---------- DATA SUPPLIED
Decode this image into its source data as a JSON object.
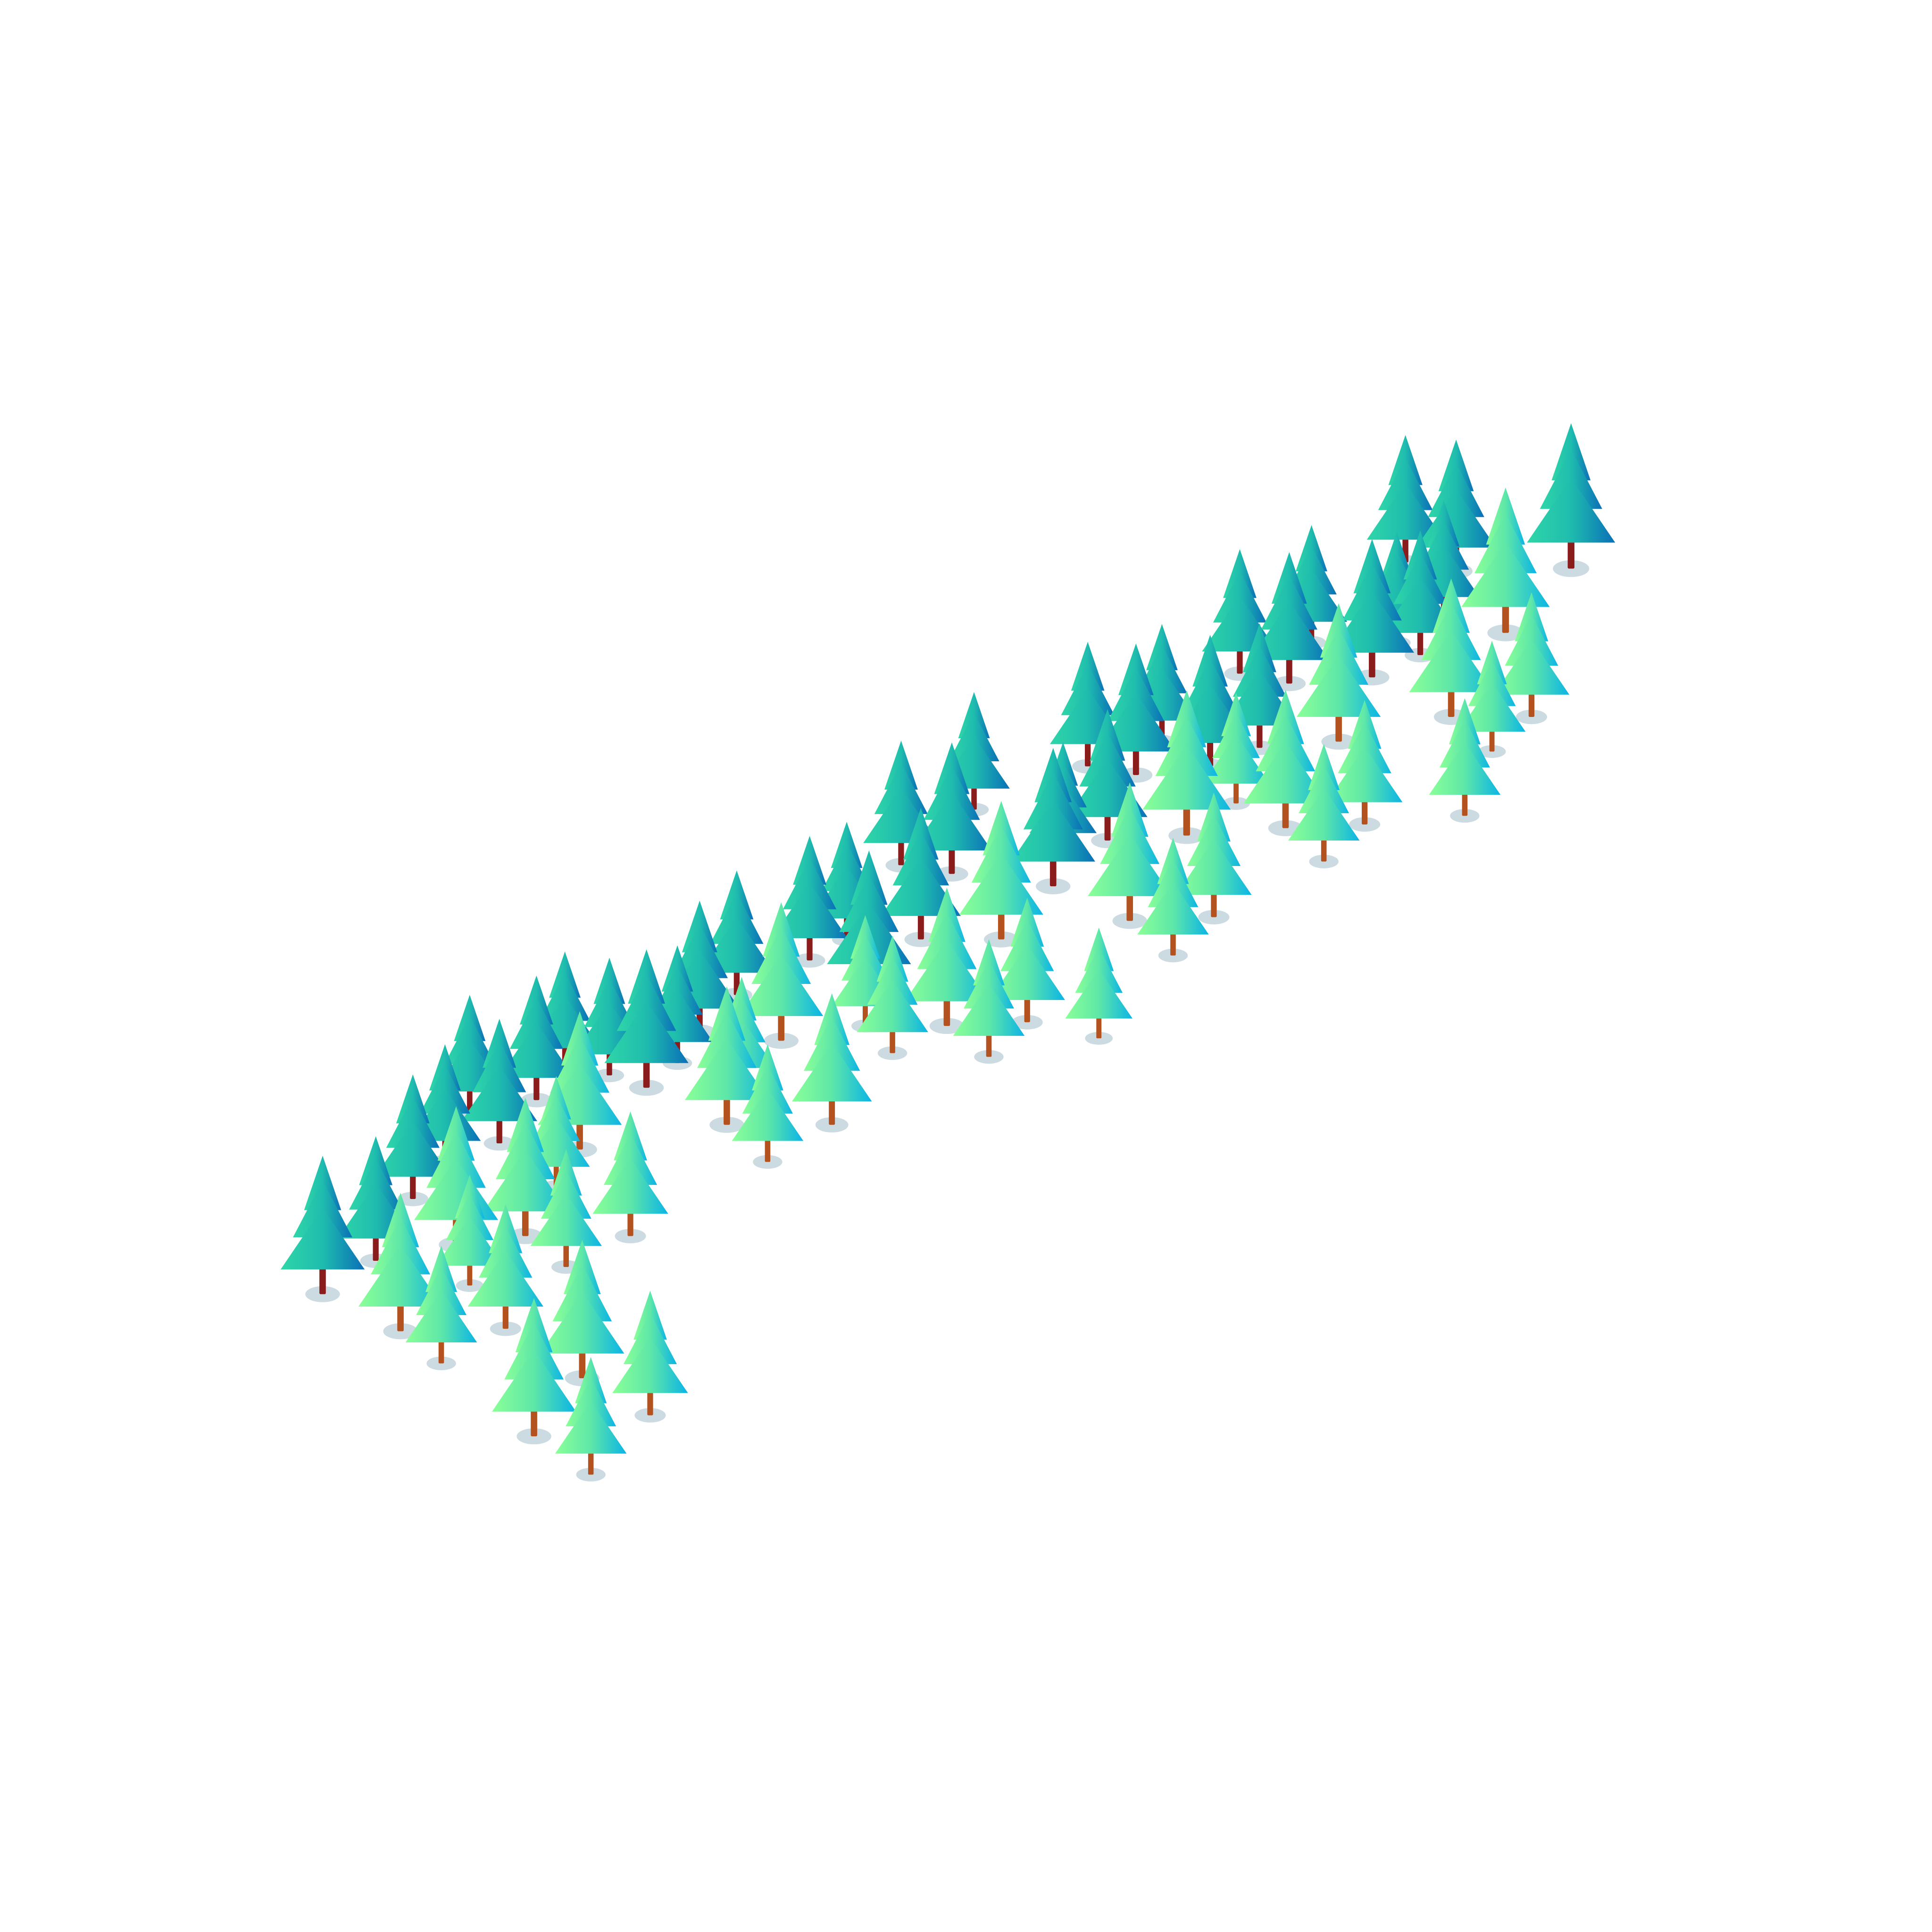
{
  "colors": {
    "background": "#ffffff",
    "shadow": "#cbdbe1",
    "trunk_dark": "#8b1c1c",
    "trunk_light": "#b3521f",
    "dark_tree_light_side": "#2fd6a8",
    "dark_tree_shade_side": "#0a6fb8",
    "light_tree_light_side": "#8bff98",
    "light_tree_shade_side": "#0bb4e6"
  },
  "forest": {
    "tree_count": 78,
    "variants": [
      "dark",
      "light"
    ]
  }
}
--------------------
Without including any pictures, reproduce the listing exactly.

● **SOLVED EXERCISE**
Decode this image into its source data as a JSON object.
{
  "colors": {
    "background": "#ffffff",
    "shadow": "#cbdbe1",
    "trunk_dark": "#8b1c1c",
    "trunk_light": "#b3521f",
    "dark_tree_light_side": "#2fd6a8",
    "dark_tree_shade_side": "#0a6fb8",
    "light_tree_light_side": "#8bff98",
    "light_tree_shade_side": "#0bb4e6"
  },
  "forest": {
    "tree_count": 78,
    "variants": [
      "dark",
      "light"
    ]
  }
}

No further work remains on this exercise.